> [WHAT YOU HAVE TO DO]
Without the images, write out all of the following entries exactly.

> [PROVIDED DATA]
###
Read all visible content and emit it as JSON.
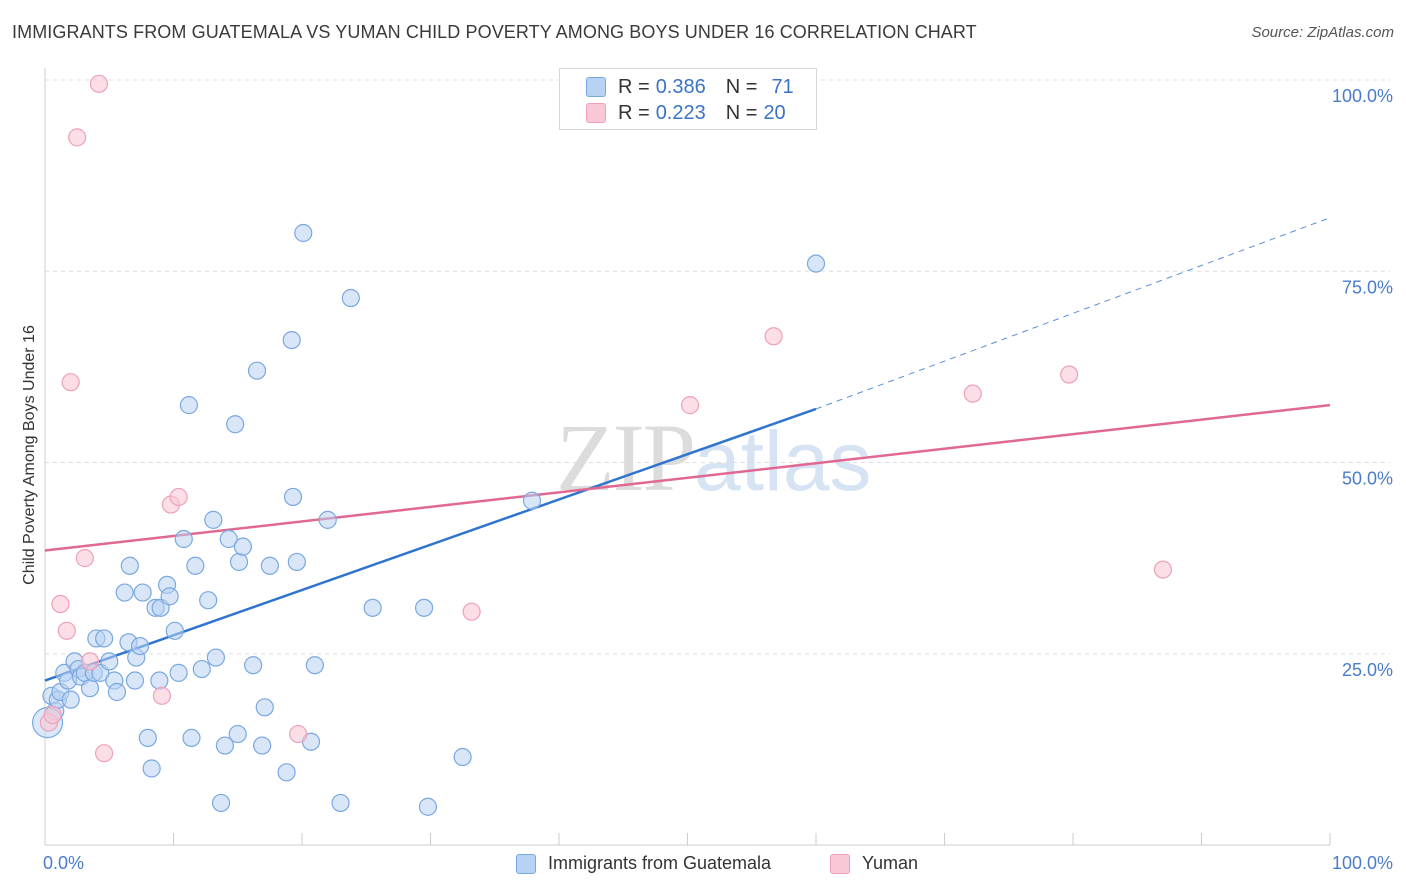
{
  "title": "IMMIGRANTS FROM GUATEMALA VS YUMAN CHILD POVERTY AMONG BOYS UNDER 16 CORRELATION CHART",
  "source": "Source: ZipAtlas.com",
  "watermark": {
    "zip": "ZIP",
    "atlas": "atlas"
  },
  "legend_top": {
    "rows": [
      {
        "r_label": "R =",
        "r_value": "0.386",
        "n_label": "N =",
        "n_value": "71"
      },
      {
        "r_label": "R =",
        "r_value": "0.223",
        "n_label": "N =",
        "n_value": "20"
      }
    ]
  },
  "legend_bottom": {
    "series1": "Immigrants from Guatemala",
    "series2": "Yuman"
  },
  "colors": {
    "blue_fill": "#b8d2f3",
    "blue_stroke": "#7aa8e0",
    "blue_line": "#2f74cf",
    "pink_fill": "#f8c8d6",
    "pink_stroke": "#eea1b8",
    "pink_line": "#e06892",
    "axis_label": "#4a7cc9",
    "grid": "#dddddd"
  },
  "chart_data": {
    "type": "scatter",
    "title": "IMMIGRANTS FROM GUATEMALA VS YUMAN CHILD POVERTY AMONG BOYS UNDER 16 CORRELATION CHART",
    "xlabel": "",
    "ylabel": "Child Poverty Among Boys Under 16",
    "xlim": [
      0,
      100
    ],
    "ylim": [
      0,
      100
    ],
    "x_tick_labels": [
      "0.0%",
      "100.0%"
    ],
    "y_ticks": [
      25,
      50,
      75,
      100
    ],
    "y_tick_labels": [
      "25.0%",
      "50.0%",
      "75.0%",
      "100.0%"
    ],
    "series": [
      {
        "name": "Immigrants from Guatemala",
        "R": 0.386,
        "N": 71,
        "trend": {
          "x0": 0,
          "y0": 21.5,
          "x1": 60,
          "y1": 57.0,
          "dashed_to_x": 100,
          "dashed_to_y": 82.0
        },
        "points": [
          [
            0.5,
            19.5
          ],
          [
            0.8,
            17.5
          ],
          [
            1.0,
            19.0
          ],
          [
            1.2,
            20.0
          ],
          [
            1.5,
            22.5
          ],
          [
            1.8,
            21.5
          ],
          [
            2.0,
            19.0
          ],
          [
            2.3,
            24.0
          ],
          [
            2.6,
            23.0
          ],
          [
            2.8,
            22.0
          ],
          [
            3.1,
            22.5
          ],
          [
            3.5,
            20.5
          ],
          [
            3.8,
            22.5
          ],
          [
            4.0,
            27.0
          ],
          [
            4.3,
            22.5
          ],
          [
            4.6,
            27.0
          ],
          [
            5.0,
            24.0
          ],
          [
            5.4,
            21.5
          ],
          [
            5.6,
            20.0
          ],
          [
            6.2,
            33.0
          ],
          [
            6.5,
            26.5
          ],
          [
            6.6,
            36.5
          ],
          [
            7.0,
            21.5
          ],
          [
            7.1,
            24.5
          ],
          [
            7.4,
            26.0
          ],
          [
            7.6,
            33.0
          ],
          [
            8.0,
            14.0
          ],
          [
            8.3,
            10.0
          ],
          [
            8.6,
            31.0
          ],
          [
            8.9,
            21.5
          ],
          [
            9.0,
            31.0
          ],
          [
            9.5,
            34.0
          ],
          [
            9.7,
            32.5
          ],
          [
            10.1,
            28.0
          ],
          [
            10.4,
            22.5
          ],
          [
            10.8,
            40.0
          ],
          [
            11.2,
            57.5
          ],
          [
            11.4,
            14.0
          ],
          [
            11.7,
            36.5
          ],
          [
            12.2,
            23.0
          ],
          [
            12.7,
            32.0
          ],
          [
            13.1,
            42.5
          ],
          [
            13.3,
            24.5
          ],
          [
            13.7,
            5.5
          ],
          [
            14.0,
            13.0
          ],
          [
            14.3,
            40.0
          ],
          [
            14.8,
            55.0
          ],
          [
            15.0,
            14.5
          ],
          [
            15.1,
            37.0
          ],
          [
            15.4,
            39.0
          ],
          [
            16.2,
            23.5
          ],
          [
            16.5,
            62.0
          ],
          [
            16.9,
            13.0
          ],
          [
            17.1,
            18.0
          ],
          [
            17.5,
            36.5
          ],
          [
            18.8,
            9.5
          ],
          [
            19.2,
            66.0
          ],
          [
            19.3,
            45.5
          ],
          [
            19.6,
            37.0
          ],
          [
            20.1,
            80.0
          ],
          [
            20.7,
            13.5
          ],
          [
            21.0,
            23.5
          ],
          [
            22.0,
            42.5
          ],
          [
            23.0,
            5.5
          ],
          [
            23.8,
            71.5
          ],
          [
            25.5,
            31.0
          ],
          [
            29.5,
            31.0
          ],
          [
            29.8,
            5.0
          ],
          [
            32.5,
            11.5
          ],
          [
            37.9,
            45.0
          ],
          [
            60.0,
            76.0
          ]
        ]
      },
      {
        "name": "Yuman",
        "R": 0.223,
        "N": 20,
        "trend": {
          "x0": 0,
          "y0": 38.5,
          "x1": 100,
          "y1": 57.5
        },
        "points": [
          [
            0.3,
            16.0
          ],
          [
            0.6,
            17.0
          ],
          [
            1.2,
            31.5
          ],
          [
            1.7,
            28.0
          ],
          [
            2.0,
            60.5
          ],
          [
            2.5,
            92.5
          ],
          [
            3.1,
            37.5
          ],
          [
            3.5,
            24.0
          ],
          [
            4.2,
            99.5
          ],
          [
            4.6,
            12.0
          ],
          [
            9.1,
            19.5
          ],
          [
            9.8,
            44.5
          ],
          [
            10.4,
            45.5
          ],
          [
            19.7,
            14.5
          ],
          [
            33.2,
            30.5
          ],
          [
            50.2,
            57.5
          ],
          [
            56.7,
            66.5
          ],
          [
            72.2,
            59.0
          ],
          [
            79.7,
            61.5
          ],
          [
            87.0,
            36.0
          ]
        ]
      }
    ]
  }
}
###
> [RESPONSE BELOW]
Read all visible content and emit it as JSON.
{
  "title": "IMMIGRANTS FROM GUATEMALA VS YUMAN CHILD POVERTY AMONG BOYS UNDER 16 CORRELATION CHART",
  "source": "Source: ZipAtlas.com",
  "watermark": {
    "zip": "ZIP",
    "atlas": "atlas"
  },
  "legend_top": {
    "rows": [
      {
        "r_label": "R =",
        "r_value": "0.386",
        "n_label": "N =",
        "n_value": "71"
      },
      {
        "r_label": "R =",
        "r_value": "0.223",
        "n_label": "N =",
        "n_value": "20"
      }
    ]
  },
  "legend_bottom": {
    "series1": "Immigrants from Guatemala",
    "series2": "Yuman"
  },
  "colors": {
    "blue_fill": "#b8d2f3",
    "blue_stroke": "#7aa8e0",
    "blue_line": "#2f74cf",
    "pink_fill": "#f8c8d6",
    "pink_stroke": "#eea1b8",
    "pink_line": "#e06892",
    "axis_label": "#4a7cc9",
    "grid": "#dddddd"
  },
  "chart_data": {
    "type": "scatter",
    "title": "IMMIGRANTS FROM GUATEMALA VS YUMAN CHILD POVERTY AMONG BOYS UNDER 16 CORRELATION CHART",
    "xlabel": "",
    "ylabel": "Child Poverty Among Boys Under 16",
    "xlim": [
      0,
      100
    ],
    "ylim": [
      0,
      100
    ],
    "x_tick_labels": [
      "0.0%",
      "100.0%"
    ],
    "y_ticks": [
      25,
      50,
      75,
      100
    ],
    "y_tick_labels": [
      "25.0%",
      "50.0%",
      "75.0%",
      "100.0%"
    ],
    "series": [
      {
        "name": "Immigrants from Guatemala",
        "R": 0.386,
        "N": 71,
        "trend": {
          "x0": 0,
          "y0": 21.5,
          "x1": 60,
          "y1": 57.0,
          "dashed_to_x": 100,
          "dashed_to_y": 82.0
        },
        "points": [
          [
            0.5,
            19.5
          ],
          [
            0.8,
            17.5
          ],
          [
            1.0,
            19.0
          ],
          [
            1.2,
            20.0
          ],
          [
            1.5,
            22.5
          ],
          [
            1.8,
            21.5
          ],
          [
            2.0,
            19.0
          ],
          [
            2.3,
            24.0
          ],
          [
            2.6,
            23.0
          ],
          [
            2.8,
            22.0
          ],
          [
            3.1,
            22.5
          ],
          [
            3.5,
            20.5
          ],
          [
            3.8,
            22.5
          ],
          [
            4.0,
            27.0
          ],
          [
            4.3,
            22.5
          ],
          [
            4.6,
            27.0
          ],
          [
            5.0,
            24.0
          ],
          [
            5.4,
            21.5
          ],
          [
            5.6,
            20.0
          ],
          [
            6.2,
            33.0
          ],
          [
            6.5,
            26.5
          ],
          [
            6.6,
            36.5
          ],
          [
            7.0,
            21.5
          ],
          [
            7.1,
            24.5
          ],
          [
            7.4,
            26.0
          ],
          [
            7.6,
            33.0
          ],
          [
            8.0,
            14.0
          ],
          [
            8.3,
            10.0
          ],
          [
            8.6,
            31.0
          ],
          [
            8.9,
            21.5
          ],
          [
            9.0,
            31.0
          ],
          [
            9.5,
            34.0
          ],
          [
            9.7,
            32.5
          ],
          [
            10.1,
            28.0
          ],
          [
            10.4,
            22.5
          ],
          [
            10.8,
            40.0
          ],
          [
            11.2,
            57.5
          ],
          [
            11.4,
            14.0
          ],
          [
            11.7,
            36.5
          ],
          [
            12.2,
            23.0
          ],
          [
            12.7,
            32.0
          ],
          [
            13.1,
            42.5
          ],
          [
            13.3,
            24.5
          ],
          [
            13.7,
            5.5
          ],
          [
            14.0,
            13.0
          ],
          [
            14.3,
            40.0
          ],
          [
            14.8,
            55.0
          ],
          [
            15.0,
            14.5
          ],
          [
            15.1,
            37.0
          ],
          [
            15.4,
            39.0
          ],
          [
            16.2,
            23.5
          ],
          [
            16.5,
            62.0
          ],
          [
            16.9,
            13.0
          ],
          [
            17.1,
            18.0
          ],
          [
            17.5,
            36.5
          ],
          [
            18.8,
            9.5
          ],
          [
            19.2,
            66.0
          ],
          [
            19.3,
            45.5
          ],
          [
            19.6,
            37.0
          ],
          [
            20.1,
            80.0
          ],
          [
            20.7,
            13.5
          ],
          [
            21.0,
            23.5
          ],
          [
            22.0,
            42.5
          ],
          [
            23.0,
            5.5
          ],
          [
            23.8,
            71.5
          ],
          [
            25.5,
            31.0
          ],
          [
            29.5,
            31.0
          ],
          [
            29.8,
            5.0
          ],
          [
            32.5,
            11.5
          ],
          [
            37.9,
            45.0
          ],
          [
            60.0,
            76.0
          ]
        ]
      },
      {
        "name": "Yuman",
        "R": 0.223,
        "N": 20,
        "trend": {
          "x0": 0,
          "y0": 38.5,
          "x1": 100,
          "y1": 57.5
        },
        "points": [
          [
            0.3,
            16.0
          ],
          [
            0.6,
            17.0
          ],
          [
            1.2,
            31.5
          ],
          [
            1.7,
            28.0
          ],
          [
            2.0,
            60.5
          ],
          [
            2.5,
            92.5
          ],
          [
            3.1,
            37.5
          ],
          [
            3.5,
            24.0
          ],
          [
            4.2,
            99.5
          ],
          [
            4.6,
            12.0
          ],
          [
            9.1,
            19.5
          ],
          [
            9.8,
            44.5
          ],
          [
            10.4,
            45.5
          ],
          [
            19.7,
            14.5
          ],
          [
            33.2,
            30.5
          ],
          [
            50.2,
            57.5
          ],
          [
            56.7,
            66.5
          ],
          [
            72.2,
            59.0
          ],
          [
            79.7,
            61.5
          ],
          [
            87.0,
            36.0
          ]
        ]
      }
    ]
  }
}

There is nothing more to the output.